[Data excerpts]
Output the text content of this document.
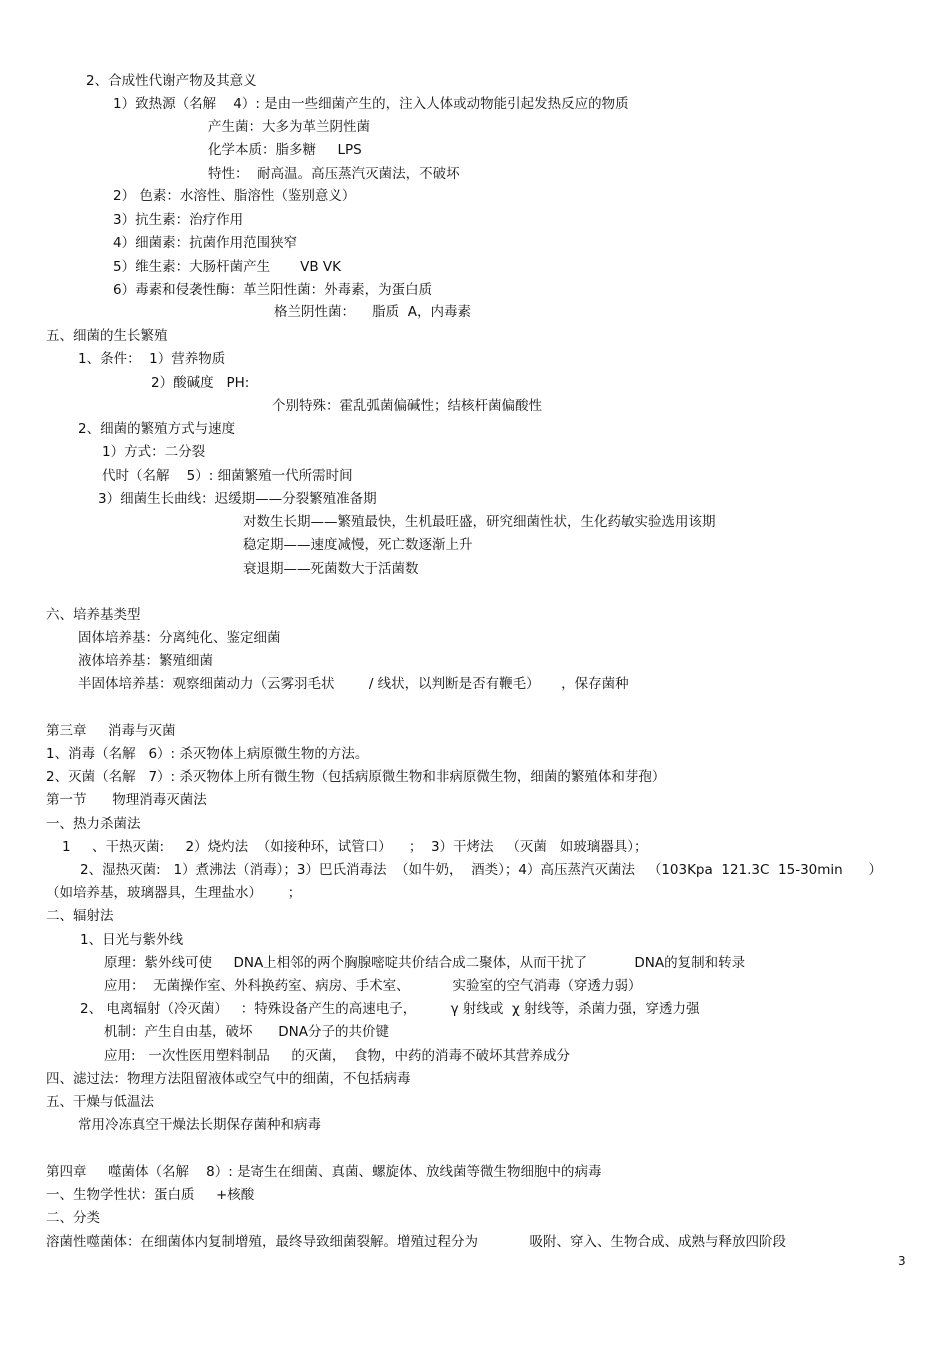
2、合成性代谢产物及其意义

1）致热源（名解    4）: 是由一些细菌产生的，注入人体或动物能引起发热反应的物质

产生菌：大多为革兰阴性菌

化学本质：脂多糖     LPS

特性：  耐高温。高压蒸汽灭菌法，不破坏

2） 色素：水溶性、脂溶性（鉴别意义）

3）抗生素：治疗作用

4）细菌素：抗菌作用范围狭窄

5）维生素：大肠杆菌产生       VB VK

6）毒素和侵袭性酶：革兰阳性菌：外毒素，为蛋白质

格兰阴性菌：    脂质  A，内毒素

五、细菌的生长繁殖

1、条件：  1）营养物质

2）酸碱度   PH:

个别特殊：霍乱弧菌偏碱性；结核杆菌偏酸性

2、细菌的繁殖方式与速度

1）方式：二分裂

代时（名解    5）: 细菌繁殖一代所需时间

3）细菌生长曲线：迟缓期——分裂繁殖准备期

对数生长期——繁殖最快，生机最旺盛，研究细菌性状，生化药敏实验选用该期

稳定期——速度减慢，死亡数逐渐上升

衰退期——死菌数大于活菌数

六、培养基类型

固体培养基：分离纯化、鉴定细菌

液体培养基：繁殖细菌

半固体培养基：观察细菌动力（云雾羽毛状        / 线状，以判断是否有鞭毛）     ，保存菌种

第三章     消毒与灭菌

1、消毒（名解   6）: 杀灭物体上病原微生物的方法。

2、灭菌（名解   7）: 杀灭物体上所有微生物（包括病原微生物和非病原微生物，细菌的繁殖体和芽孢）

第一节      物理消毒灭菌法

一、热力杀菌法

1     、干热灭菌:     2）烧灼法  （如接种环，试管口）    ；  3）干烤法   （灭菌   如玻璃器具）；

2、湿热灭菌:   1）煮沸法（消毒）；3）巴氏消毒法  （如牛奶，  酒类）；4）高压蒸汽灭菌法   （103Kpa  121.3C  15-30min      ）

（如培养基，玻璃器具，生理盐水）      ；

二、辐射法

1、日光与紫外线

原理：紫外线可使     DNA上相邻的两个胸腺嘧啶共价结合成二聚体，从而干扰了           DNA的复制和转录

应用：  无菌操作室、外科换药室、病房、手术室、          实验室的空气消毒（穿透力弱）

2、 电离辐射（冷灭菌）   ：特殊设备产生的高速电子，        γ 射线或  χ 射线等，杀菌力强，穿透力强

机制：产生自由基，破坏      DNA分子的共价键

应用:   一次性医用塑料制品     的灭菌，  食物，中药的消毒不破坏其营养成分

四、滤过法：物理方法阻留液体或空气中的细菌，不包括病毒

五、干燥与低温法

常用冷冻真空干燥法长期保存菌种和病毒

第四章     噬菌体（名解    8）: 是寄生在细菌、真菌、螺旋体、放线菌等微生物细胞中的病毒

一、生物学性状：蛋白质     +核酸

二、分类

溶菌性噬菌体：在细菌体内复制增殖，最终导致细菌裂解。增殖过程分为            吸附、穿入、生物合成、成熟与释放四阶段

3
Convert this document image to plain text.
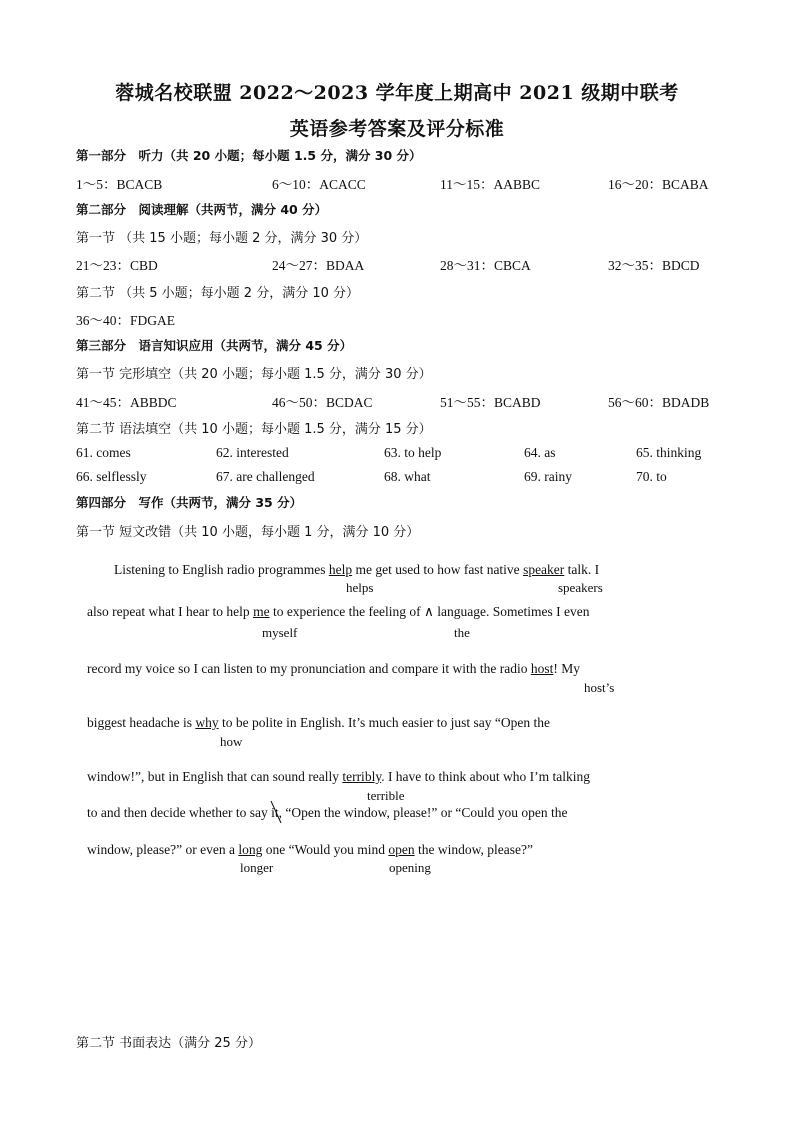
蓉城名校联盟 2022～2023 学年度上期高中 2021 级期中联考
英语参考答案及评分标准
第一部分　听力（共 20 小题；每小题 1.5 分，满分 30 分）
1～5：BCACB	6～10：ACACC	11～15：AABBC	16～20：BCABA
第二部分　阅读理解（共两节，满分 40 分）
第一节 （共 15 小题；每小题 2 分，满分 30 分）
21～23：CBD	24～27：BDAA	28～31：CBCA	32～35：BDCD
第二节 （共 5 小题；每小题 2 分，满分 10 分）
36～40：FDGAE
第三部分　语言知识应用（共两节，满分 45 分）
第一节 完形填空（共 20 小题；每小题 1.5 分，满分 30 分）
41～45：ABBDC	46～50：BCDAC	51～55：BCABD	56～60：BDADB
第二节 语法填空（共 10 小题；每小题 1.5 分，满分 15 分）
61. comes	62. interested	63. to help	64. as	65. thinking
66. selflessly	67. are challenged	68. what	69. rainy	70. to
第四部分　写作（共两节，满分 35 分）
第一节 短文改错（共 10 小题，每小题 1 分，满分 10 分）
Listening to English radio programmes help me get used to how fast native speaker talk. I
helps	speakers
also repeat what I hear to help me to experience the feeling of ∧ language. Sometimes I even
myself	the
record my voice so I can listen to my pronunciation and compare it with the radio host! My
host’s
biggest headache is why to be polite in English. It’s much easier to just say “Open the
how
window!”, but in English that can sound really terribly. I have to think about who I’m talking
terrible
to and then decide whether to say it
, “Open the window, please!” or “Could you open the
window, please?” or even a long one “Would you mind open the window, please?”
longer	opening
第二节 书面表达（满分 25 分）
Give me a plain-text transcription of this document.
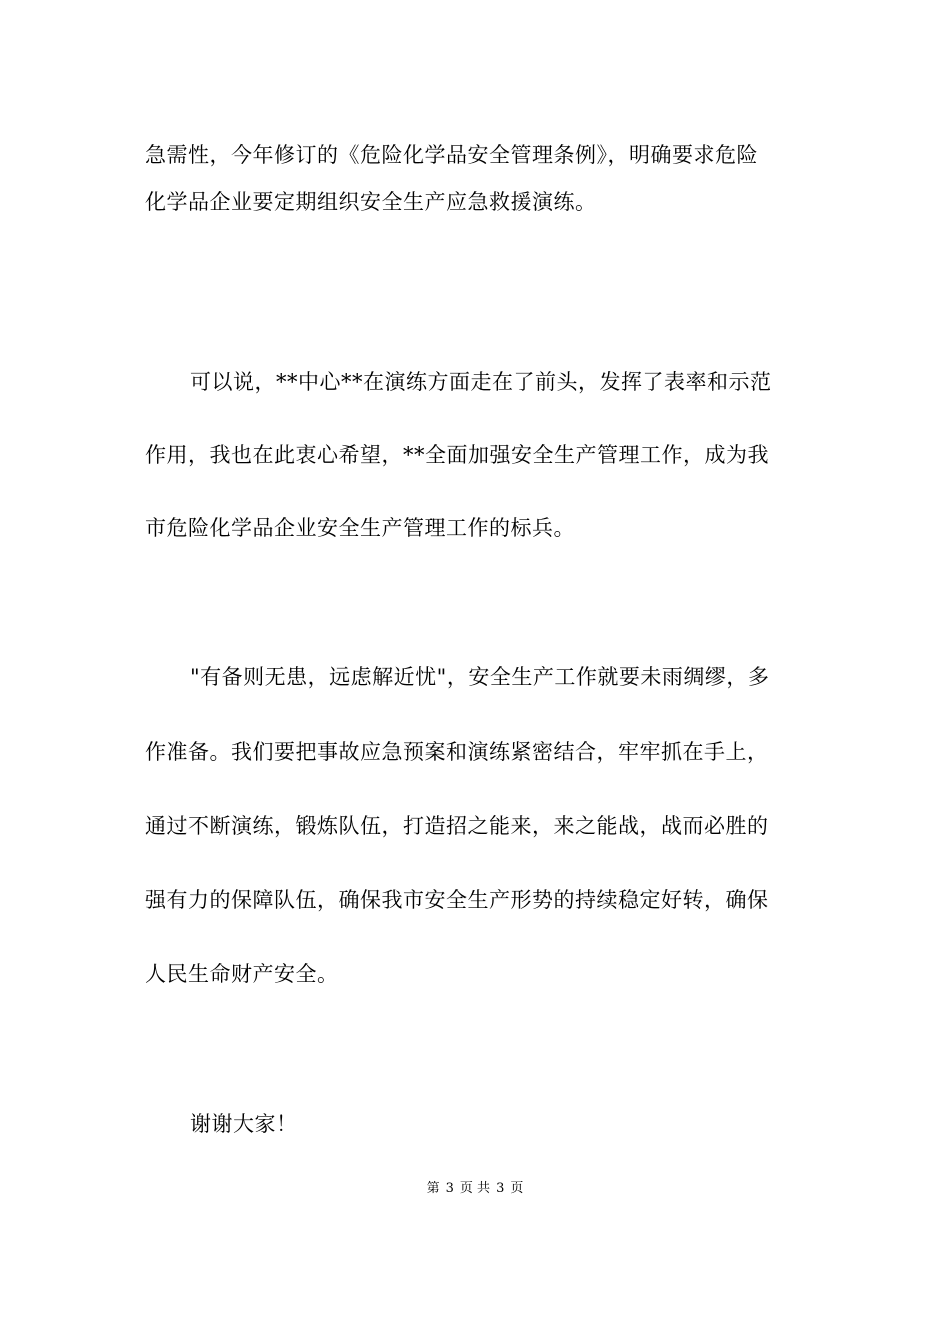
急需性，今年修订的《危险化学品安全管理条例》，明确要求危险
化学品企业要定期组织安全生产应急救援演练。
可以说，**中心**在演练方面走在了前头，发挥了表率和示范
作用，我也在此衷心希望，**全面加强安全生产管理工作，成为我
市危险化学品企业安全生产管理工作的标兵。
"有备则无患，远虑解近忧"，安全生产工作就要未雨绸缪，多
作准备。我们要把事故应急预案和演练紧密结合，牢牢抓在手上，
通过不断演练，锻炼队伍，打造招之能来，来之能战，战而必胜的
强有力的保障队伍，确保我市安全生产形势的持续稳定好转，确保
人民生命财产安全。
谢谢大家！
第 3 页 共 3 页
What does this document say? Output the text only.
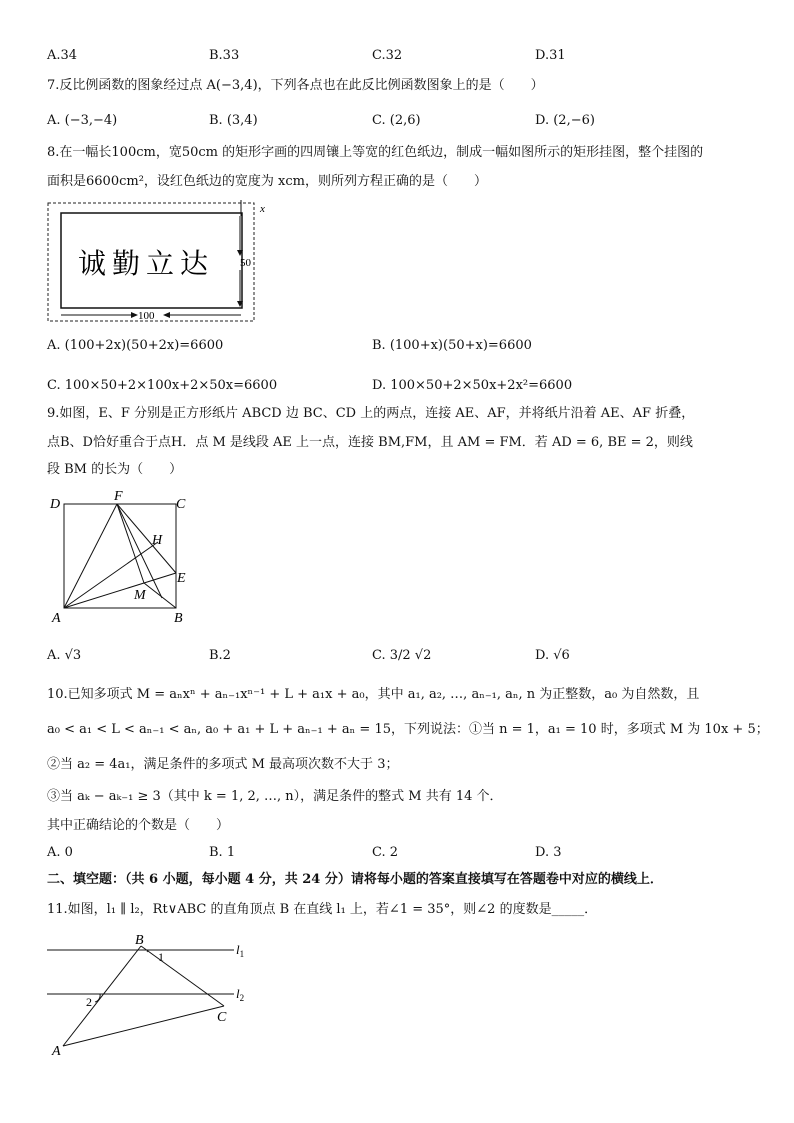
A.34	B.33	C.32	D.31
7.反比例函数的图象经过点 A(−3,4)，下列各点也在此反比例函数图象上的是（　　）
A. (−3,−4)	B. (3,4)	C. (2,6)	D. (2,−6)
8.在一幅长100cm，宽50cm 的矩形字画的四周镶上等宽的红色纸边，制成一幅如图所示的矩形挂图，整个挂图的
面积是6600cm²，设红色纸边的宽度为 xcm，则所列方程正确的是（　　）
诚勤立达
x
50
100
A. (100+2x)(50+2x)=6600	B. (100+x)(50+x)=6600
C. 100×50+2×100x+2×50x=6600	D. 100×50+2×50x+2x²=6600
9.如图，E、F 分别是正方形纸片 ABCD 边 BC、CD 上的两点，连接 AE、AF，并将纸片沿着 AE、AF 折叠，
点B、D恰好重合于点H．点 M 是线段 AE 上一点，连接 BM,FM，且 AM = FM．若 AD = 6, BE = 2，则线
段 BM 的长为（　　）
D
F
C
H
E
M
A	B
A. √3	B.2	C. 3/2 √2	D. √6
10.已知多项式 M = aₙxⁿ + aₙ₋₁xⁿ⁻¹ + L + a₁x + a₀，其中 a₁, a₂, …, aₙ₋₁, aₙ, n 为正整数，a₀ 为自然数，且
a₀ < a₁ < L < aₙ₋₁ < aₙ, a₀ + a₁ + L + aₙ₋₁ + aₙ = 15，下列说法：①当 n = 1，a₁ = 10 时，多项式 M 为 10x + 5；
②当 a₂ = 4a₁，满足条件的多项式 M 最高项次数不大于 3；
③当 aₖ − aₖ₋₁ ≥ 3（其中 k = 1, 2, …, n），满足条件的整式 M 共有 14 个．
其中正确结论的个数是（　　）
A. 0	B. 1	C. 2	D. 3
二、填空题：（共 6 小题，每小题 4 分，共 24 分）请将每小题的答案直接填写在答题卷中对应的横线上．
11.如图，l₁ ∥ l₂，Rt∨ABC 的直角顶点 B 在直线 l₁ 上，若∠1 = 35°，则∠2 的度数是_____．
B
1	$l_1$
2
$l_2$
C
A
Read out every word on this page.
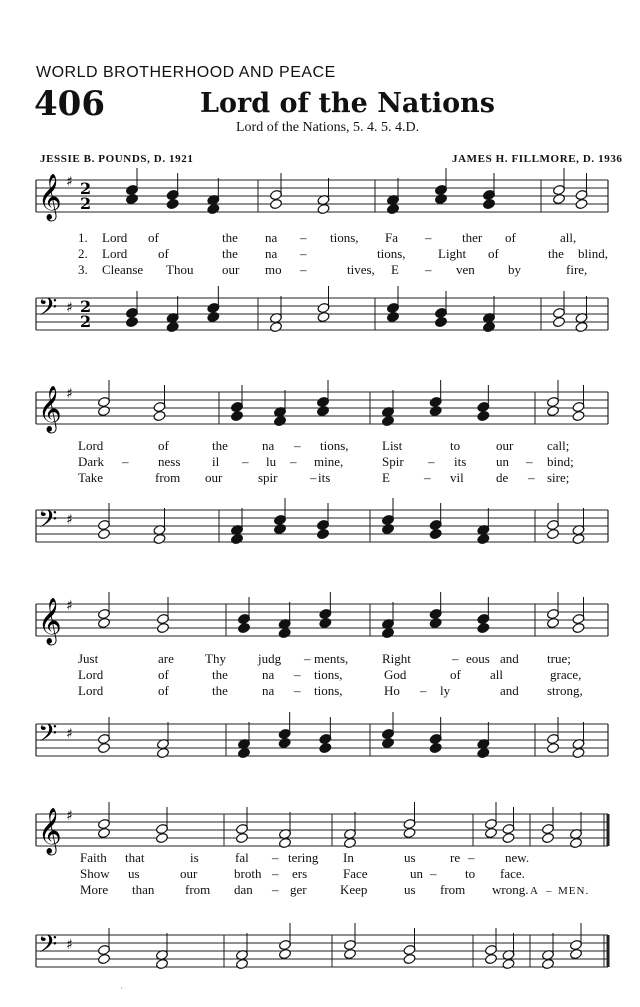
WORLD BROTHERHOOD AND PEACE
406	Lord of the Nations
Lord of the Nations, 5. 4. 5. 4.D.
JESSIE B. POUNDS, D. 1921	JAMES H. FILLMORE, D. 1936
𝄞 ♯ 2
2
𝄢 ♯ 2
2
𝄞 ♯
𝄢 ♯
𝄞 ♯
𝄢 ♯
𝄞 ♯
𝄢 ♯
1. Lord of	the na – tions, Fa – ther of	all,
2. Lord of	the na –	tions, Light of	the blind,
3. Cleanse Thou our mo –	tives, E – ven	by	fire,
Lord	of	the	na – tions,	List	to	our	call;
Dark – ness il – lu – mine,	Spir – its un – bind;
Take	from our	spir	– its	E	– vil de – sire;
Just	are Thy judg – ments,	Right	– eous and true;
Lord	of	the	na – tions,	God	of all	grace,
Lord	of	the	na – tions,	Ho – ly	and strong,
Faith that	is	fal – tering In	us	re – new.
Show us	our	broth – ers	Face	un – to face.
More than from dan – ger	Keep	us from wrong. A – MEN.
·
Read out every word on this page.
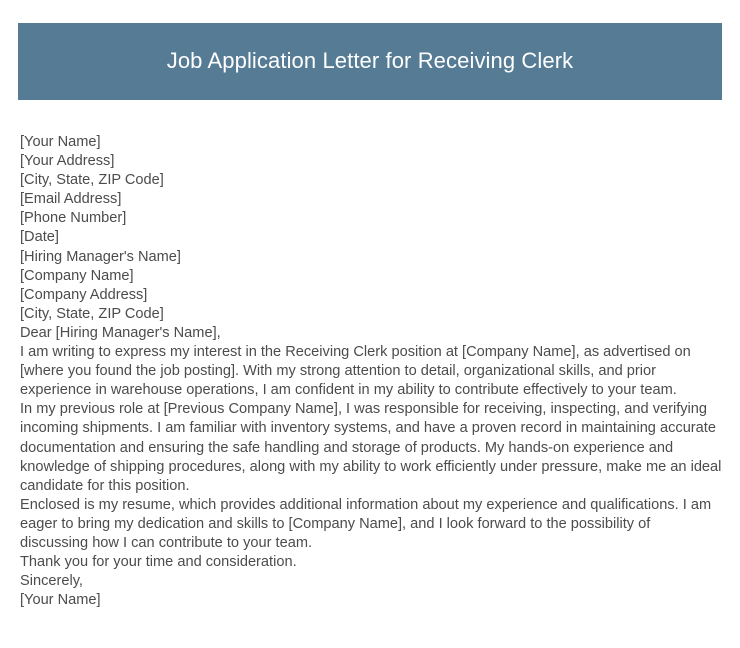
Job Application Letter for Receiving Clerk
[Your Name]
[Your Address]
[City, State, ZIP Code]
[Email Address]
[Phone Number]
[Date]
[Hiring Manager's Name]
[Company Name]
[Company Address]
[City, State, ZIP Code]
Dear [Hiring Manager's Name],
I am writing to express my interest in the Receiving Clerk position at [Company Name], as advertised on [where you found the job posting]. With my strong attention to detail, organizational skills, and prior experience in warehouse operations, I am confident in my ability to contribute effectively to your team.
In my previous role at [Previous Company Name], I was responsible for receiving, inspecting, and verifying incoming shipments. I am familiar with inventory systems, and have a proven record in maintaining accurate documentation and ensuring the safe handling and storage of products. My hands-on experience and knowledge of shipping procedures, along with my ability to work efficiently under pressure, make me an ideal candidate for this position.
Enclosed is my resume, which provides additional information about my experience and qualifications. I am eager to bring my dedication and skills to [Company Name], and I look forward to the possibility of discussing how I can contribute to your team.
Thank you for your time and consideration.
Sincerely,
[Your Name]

▶ Direction: Extract each line holding the string "that".

▶ Solution to this task:
window!”, but in English that can sound really terribly. I have to think about who I’m talking
Faith that	is	fal – tering In	us	re – new.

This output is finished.